-- Start --
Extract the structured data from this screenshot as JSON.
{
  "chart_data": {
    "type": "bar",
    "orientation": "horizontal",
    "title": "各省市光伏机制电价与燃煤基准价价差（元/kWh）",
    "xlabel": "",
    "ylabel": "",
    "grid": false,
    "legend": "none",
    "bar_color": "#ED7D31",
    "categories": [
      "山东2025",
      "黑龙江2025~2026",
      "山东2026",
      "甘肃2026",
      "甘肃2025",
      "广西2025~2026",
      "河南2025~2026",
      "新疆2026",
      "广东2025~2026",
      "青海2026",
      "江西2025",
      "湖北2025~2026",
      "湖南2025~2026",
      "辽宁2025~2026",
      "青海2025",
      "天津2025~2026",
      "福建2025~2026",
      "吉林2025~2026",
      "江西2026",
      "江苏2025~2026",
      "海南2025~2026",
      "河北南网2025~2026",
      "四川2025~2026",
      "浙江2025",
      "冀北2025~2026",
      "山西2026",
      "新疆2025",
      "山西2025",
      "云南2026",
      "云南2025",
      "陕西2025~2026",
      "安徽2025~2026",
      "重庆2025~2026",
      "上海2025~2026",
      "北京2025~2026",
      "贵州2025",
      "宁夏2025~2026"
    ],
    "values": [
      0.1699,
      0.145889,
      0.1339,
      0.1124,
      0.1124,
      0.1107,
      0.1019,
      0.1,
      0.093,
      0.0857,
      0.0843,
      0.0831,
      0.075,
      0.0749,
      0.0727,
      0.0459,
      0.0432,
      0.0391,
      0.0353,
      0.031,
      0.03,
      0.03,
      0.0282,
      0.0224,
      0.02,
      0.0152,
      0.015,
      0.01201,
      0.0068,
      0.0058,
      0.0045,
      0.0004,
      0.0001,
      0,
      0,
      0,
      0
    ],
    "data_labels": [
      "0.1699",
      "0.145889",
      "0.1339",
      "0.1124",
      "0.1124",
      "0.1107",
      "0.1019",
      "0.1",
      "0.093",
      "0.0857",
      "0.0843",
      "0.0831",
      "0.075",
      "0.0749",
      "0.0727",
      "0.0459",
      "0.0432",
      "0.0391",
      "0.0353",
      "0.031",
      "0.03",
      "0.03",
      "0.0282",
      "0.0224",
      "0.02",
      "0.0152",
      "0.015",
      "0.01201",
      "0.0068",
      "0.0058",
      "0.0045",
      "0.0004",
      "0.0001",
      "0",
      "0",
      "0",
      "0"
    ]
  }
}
-- End --
- **What needs to be done**
Retype the listing exactly, in full.

- **The response**
Extract the structured data from this screenshot as JSON.
{
  "chart_data": {
    "type": "bar",
    "orientation": "horizontal",
    "title": "各省市光伏机制电价与燃煤基准价价差（元/kWh）",
    "xlabel": "",
    "ylabel": "",
    "grid": false,
    "legend": "none",
    "bar_color": "#ED7D31",
    "categories": [
      "山东2025",
      "黑龙江2025~2026",
      "山东2026",
      "甘肃2026",
      "甘肃2025",
      "广西2025~2026",
      "河南2025~2026",
      "新疆2026",
      "广东2025~2026",
      "青海2026",
      "江西2025",
      "湖北2025~2026",
      "湖南2025~2026",
      "辽宁2025~2026",
      "青海2025",
      "天津2025~2026",
      "福建2025~2026",
      "吉林2025~2026",
      "江西2026",
      "江苏2025~2026",
      "海南2025~2026",
      "河北南网2025~2026",
      "四川2025~2026",
      "浙江2025",
      "冀北2025~2026",
      "山西2026",
      "新疆2025",
      "山西2025",
      "云南2026",
      "云南2025",
      "陕西2025~2026",
      "安徽2025~2026",
      "重庆2025~2026",
      "上海2025~2026",
      "北京2025~2026",
      "贵州2025",
      "宁夏2025~2026"
    ],
    "values": [
      0.1699,
      0.145889,
      0.1339,
      0.1124,
      0.1124,
      0.1107,
      0.1019,
      0.1,
      0.093,
      0.0857,
      0.0843,
      0.0831,
      0.075,
      0.0749,
      0.0727,
      0.0459,
      0.0432,
      0.0391,
      0.0353,
      0.031,
      0.03,
      0.03,
      0.0282,
      0.0224,
      0.02,
      0.0152,
      0.015,
      0.01201,
      0.0068,
      0.0058,
      0.0045,
      0.0004,
      0.0001,
      0,
      0,
      0,
      0
    ],
    "data_labels": [
      "0.1699",
      "0.145889",
      "0.1339",
      "0.1124",
      "0.1124",
      "0.1107",
      "0.1019",
      "0.1",
      "0.093",
      "0.0857",
      "0.0843",
      "0.0831",
      "0.075",
      "0.0749",
      "0.0727",
      "0.0459",
      "0.0432",
      "0.0391",
      "0.0353",
      "0.031",
      "0.03",
      "0.03",
      "0.0282",
      "0.0224",
      "0.02",
      "0.0152",
      "0.015",
      "0.01201",
      "0.0068",
      "0.0058",
      "0.0045",
      "0.0004",
      "0.0001",
      "0",
      "0",
      "0",
      "0"
    ]
  }
}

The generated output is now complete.